** WORK TO DO **
(A) Repeat the court opinion from "Acting as next" through "a new trial.", switching every "AMC" to "the theater company".
(B) Does the court opinion support each statement below? Answer yes or no for each, and quote the words that decide it: (i) Darius Walker was 13 years old on March 5, 1999. (ii) The appellate court found the evidence insufficient to support the jury's verdict. (iii) Kevin Kellas was on duty as a deputy sheriff when he approached the teenagers.
(C) Summarize the court opinion in two sentences.

── SOURCE DOCUMENT

AMERICAN MULTI-CINEMA, INC. et al. v. WALKER.
Acting as next friend and natural guardian of Darius Walker, Laverne Walker sued American Multi-Cinema, Inc. and AMC Colonial Theaters, Inc. (collectively “AMC”) and Kevin Kellas for, among other things, assault, battery, intentional infliction of emotional distress, false arrest, false imprisonment, and malicious prosecution. A jury subsequently found AMC and Kevin Kellas liable to Walker. AMC appeals, asserting numerous errors by the trial court. Although we find the evidence sufficient to support the jury's verdict, errors in the jury charge require reversal, and we remand for a new trial.
1. AMC first argues that the trial court erred in denying its motion for directed verdict and judgment notwithstanding the verdict (j.n.o.v.). On appeal from a trial court's rulings on motions for directed verdict and j.n.o.v.,
we review and resolve the evidence and any doubts or ambiguities in favor of the verdict; directed verdicts and judgments n.o.v. are not proper unless there is no conflict in the evidence as to any material issue and the evidence introduced, with all reasonable deductions therefrom, demands a certain verdict.1
Viewed in this manner, the evidence shows that on March 5, 1999, 13-year-old Darius Walker went to AMC to see a movie. After the movie, he waited outside for his mother to give him a ride home. Kevin Kellas, a white, off-duty Gwinnett County deputy sheriff who was working as a security guard for AMC that night, approached a group of teenagers outside the ticket booth. The group included Darius, an African-American. Kellas told the group that AMC policy allowed them to stay on the property for 20 minutes before a movie and 20 minutes after, and that they either needed to buy a ticket and go to a movie or go home.

────
── RECORDED INFORMATION

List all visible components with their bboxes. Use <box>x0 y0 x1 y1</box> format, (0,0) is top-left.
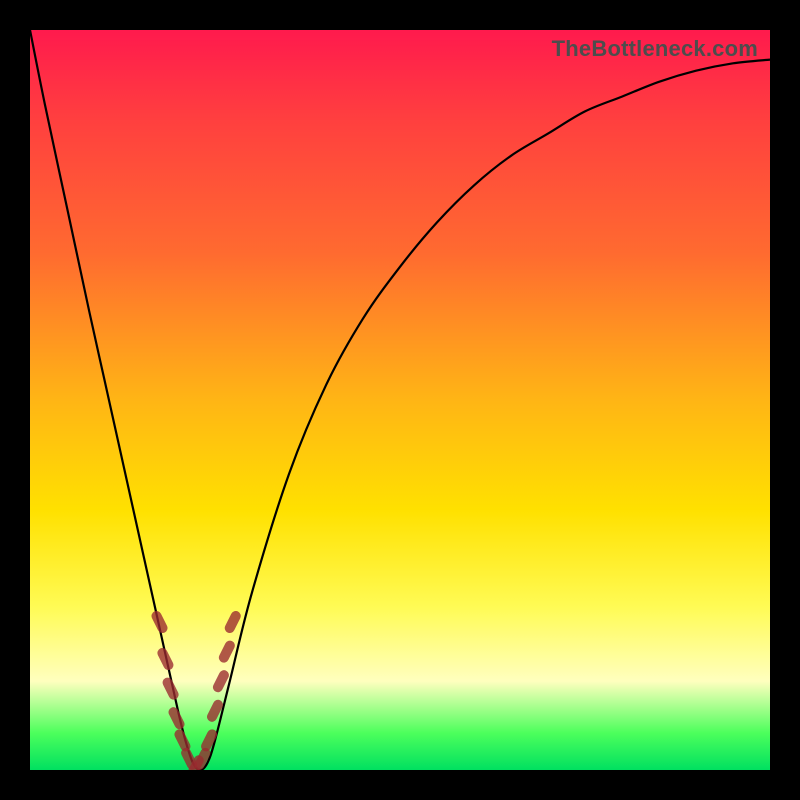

────

** PER-TASK ANSWERS **
(A)
Acting as next friend and natural guardian of Darius Walker, Laverne Walker sued American Multi-Cinema, Inc. and the theater company Colonial Theaters, Inc. (collectively “the theater company”) and Kevin Kellas for, among other things, assault, battery, intentional infliction of emotional distress, false arrest, false imprisonment, and malicious prosecution. A jury subsequently found the theater company and Kevin Kellas liable to Walker. the theater company appeals, asserting numerous errors by the trial court. Although we find the evidence sufficient to support the jury's verdict, errors in the jury charge require reversal, and we remand for a new trial.

(B)
(i) Yes: "on March 5, 1999, 13-year-old Darius Walker went to AMC to see a movie."
(ii) No: "Although we find the evidence sufficient to support the jury's verdict, errors in the jury charge require reversal."
(iii) No: "Kevin Kellas, a white, off-duty Gwinnett County deputy sheriff who was working as a security guard for AMC that night."

(C) Laverne Walker sued AMC and Kevin Kellas on behalf of Darius Walker for assault, false arrest, malicious prosecution and other claims, and a jury found them liable. On appeal, the court found the evidence sufficient to support the verdict but reversed because of errors in the jury charge and remanded for a new trial.